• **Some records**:
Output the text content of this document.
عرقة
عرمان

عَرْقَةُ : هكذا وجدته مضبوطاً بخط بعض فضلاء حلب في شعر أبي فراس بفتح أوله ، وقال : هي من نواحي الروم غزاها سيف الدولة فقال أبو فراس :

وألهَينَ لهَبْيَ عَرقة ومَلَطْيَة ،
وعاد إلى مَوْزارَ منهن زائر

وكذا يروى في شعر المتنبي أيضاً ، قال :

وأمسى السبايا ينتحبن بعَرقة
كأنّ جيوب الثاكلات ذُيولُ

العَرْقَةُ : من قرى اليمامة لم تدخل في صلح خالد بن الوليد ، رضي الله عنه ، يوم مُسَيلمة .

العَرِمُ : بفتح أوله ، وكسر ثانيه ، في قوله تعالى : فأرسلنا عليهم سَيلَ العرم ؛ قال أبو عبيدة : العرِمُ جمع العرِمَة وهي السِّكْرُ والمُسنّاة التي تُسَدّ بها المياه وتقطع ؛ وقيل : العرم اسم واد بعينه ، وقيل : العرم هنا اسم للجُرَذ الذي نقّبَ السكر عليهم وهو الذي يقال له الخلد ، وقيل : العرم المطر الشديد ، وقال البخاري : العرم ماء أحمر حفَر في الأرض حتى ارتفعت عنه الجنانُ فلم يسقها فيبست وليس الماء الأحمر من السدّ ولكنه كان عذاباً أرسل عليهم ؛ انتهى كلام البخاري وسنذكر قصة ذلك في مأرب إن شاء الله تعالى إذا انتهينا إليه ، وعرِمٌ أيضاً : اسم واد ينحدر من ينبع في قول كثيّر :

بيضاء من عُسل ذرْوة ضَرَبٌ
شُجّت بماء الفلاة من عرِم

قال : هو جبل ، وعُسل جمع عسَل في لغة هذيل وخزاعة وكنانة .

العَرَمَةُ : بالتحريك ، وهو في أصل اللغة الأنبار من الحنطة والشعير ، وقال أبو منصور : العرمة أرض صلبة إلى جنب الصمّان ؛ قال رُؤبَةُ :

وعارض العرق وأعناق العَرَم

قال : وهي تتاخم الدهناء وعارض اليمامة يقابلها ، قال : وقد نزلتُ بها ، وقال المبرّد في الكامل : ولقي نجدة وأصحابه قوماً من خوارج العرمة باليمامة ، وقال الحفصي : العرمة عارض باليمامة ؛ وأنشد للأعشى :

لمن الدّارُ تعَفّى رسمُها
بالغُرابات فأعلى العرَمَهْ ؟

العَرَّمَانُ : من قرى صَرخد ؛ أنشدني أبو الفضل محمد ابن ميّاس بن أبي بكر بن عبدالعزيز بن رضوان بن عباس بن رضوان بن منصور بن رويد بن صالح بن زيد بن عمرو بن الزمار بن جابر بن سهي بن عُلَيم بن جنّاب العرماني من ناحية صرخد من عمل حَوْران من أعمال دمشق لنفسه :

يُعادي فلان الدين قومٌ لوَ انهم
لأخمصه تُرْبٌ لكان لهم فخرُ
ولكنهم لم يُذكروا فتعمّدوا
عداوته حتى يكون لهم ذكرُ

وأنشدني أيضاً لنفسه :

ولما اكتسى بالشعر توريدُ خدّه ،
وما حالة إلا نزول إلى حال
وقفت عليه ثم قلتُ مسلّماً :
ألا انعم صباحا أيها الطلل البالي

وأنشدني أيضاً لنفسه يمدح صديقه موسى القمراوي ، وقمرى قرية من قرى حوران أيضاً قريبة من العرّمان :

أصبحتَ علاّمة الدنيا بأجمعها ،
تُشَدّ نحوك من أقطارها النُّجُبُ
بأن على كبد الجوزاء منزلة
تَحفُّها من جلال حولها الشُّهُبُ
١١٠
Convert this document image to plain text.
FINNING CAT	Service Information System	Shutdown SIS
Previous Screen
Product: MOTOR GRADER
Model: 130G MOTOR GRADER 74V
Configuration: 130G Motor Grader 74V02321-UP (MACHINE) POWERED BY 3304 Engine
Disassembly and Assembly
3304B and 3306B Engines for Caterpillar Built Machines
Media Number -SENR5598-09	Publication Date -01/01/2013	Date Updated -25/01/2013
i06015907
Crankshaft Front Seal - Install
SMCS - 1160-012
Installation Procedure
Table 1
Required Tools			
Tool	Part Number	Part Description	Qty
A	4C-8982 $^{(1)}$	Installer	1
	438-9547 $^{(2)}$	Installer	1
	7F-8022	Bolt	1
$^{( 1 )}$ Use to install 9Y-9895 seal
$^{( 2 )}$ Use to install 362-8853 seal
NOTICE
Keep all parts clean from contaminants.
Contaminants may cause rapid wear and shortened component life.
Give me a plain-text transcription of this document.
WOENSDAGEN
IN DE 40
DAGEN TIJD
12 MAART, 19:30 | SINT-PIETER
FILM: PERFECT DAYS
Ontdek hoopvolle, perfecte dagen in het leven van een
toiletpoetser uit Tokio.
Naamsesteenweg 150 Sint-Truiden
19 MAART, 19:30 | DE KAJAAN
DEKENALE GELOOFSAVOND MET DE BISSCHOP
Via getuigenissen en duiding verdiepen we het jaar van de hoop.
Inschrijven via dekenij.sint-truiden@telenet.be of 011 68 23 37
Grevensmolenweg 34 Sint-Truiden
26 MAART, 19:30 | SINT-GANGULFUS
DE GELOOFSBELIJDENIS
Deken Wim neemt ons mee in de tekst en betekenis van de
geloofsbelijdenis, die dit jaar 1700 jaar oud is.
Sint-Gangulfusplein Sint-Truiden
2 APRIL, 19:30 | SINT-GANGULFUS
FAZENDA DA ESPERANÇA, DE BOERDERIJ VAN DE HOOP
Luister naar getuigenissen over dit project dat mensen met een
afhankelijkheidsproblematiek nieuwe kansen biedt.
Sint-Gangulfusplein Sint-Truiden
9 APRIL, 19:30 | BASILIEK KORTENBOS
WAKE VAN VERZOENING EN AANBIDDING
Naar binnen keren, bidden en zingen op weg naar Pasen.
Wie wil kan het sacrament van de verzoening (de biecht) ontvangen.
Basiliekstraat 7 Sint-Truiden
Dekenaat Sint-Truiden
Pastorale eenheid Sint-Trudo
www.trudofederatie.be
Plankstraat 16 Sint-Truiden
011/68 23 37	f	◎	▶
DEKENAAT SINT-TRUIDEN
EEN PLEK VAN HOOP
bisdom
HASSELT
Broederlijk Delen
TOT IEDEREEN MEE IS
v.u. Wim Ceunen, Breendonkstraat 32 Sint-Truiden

• **EXERCISE GOAL**: Select and copy every line of the material that holds the string "اليمامة".

• **EXERCISE SOLUTION**:
العَرْقَةُ : من قرى اليمامة لم تدخل في صلح خالد بن الوليد ، رضي الله عنه ، يوم مُسَيلمة .
قال : وهي تتاخم الدهناء وعارض اليمامة يقابلها ، قال : وقد نزلتُ بها ، وقال المبرّد في الكامل : ولقي نجدة وأصحابه قوماً من خوارج العرمة باليمامة ، وقال الحفصي : العرمة عارض باليمامة ؛ وأنشد للأعشى :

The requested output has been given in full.